Texto do documento —

Já dissemos que há pouca cobertura informativa dessas tragédias, que ocorrem a todo momento nessas rotas, mas ela é ainda menor no caso da que discretamente se traçou desde a Etiópia até a Arábia Saudita — igualmente perigosa, igualmente desesperadora, igualmente esquecida.
O trecho que vai da cidade etíope de Barayu, no coração da Oromia, até Riade, capital saudita, ou outros destinos do Golfo Pérsico tem mais de dois mil e duzentos quilômetros, distância que, no terreno, se duplica, podendo levar mais de seis meses para ser percorrida, se não houver imprevistos.
A maioria dos imigrantes faz o trajeto a pé, por desertos onde as temperaturas podem superar os quarenta e cinco graus. Os mais afortunados cobrem alguns trechos em ônibus, caso consigam algum trabalho temporário que lhes permita continuar — possibilidade extremamente remota, já que as áreas por onde passam são tão ou mais pobres que as de onde vêm.
Ao chegar ao porto de Obock (Djibuti) ou a algum outro no norte da Somália, como Berbera ou Bosaso, sobre o golfo de Áden, embarcam em lanchas que os levarão ao Iêmen — dependendo do caso, em travessias de 40 a 200 quilômetros.

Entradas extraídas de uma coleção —
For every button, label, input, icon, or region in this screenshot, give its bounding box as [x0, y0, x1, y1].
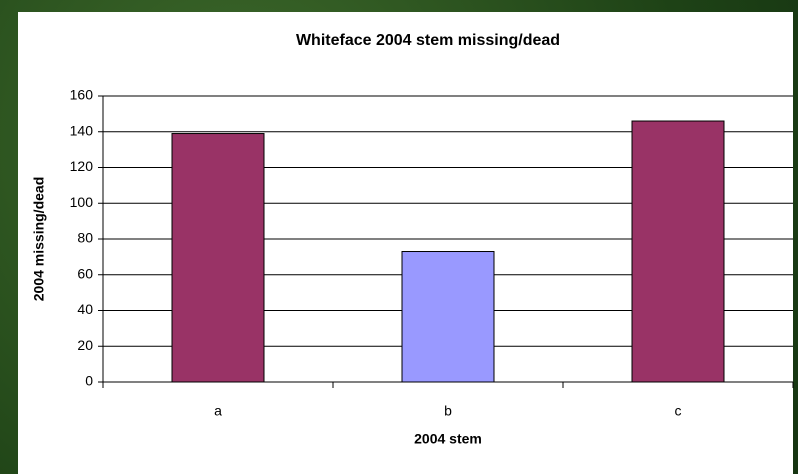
- x-tick-label: c: [675, 403, 682, 419]
- y-tick-label: 100: [70, 194, 94, 210]
- y-tick-label: 60: [77, 265, 93, 281]
- y-tick-label: 0: [85, 373, 93, 389]
- chart-title: Whiteface 2004 stem missing/dead: [296, 32, 560, 49]
- y-tick-label: 120: [70, 158, 94, 174]
- x-axis-label: 2004 stem: [414, 431, 482, 447]
- x-tick-label: b: [444, 403, 452, 419]
- bar: [172, 134, 264, 382]
- bar: [632, 121, 724, 382]
- x-tick-label: a: [214, 403, 222, 419]
- chart: Whiteface 2004 stem missing/dead 2004 st…: [0, 0, 798, 474]
- bar: [402, 252, 494, 382]
- y-tick-label: 80: [77, 230, 93, 246]
- y-tick-label: 20: [77, 337, 93, 353]
- page: Whiteface 2004 stem missing/dead 2004 st…: [0, 0, 798, 474]
- y-tick-label: 40: [77, 301, 93, 317]
- y-axis-label: 2004 missing/dead: [31, 177, 47, 302]
- y-tick-label: 160: [70, 87, 94, 103]
- y-tick-label: 140: [70, 122, 94, 138]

Tarefa escrita —
Indique se cada afirmação abaixo está de acordo com o texto sobre a rota migratória da Etiópia à Arábia Saudita. Responda sim ou não e cite literalmente as palavras do texto que decidem cada caso.
1. A maioria dos imigrantes percorre o trajeto de ônibus.
2. O trecho de Barayu a Riade tem mais de dois mil e duzentos quilômetros.
3. As travessias de lancha até o Iêmen variam de 40 a 200 quilômetros.

Resposta completa —
1. Não: "A maioria dos imigrantes faz o trajeto a pé".
2. Sim: "O trecho que vai da cidade etíope de Barayu, no coração da Oromia, até Riade, capital saudita, ou outros destinos do Golfo Pérsico tem mais de dois mil e duzentos quilômetros".
3. Sim: "embarcam em lanchas que os levarão ao Iêmen — dependendo do caso, em travessias de 40 a 200 quilômetros".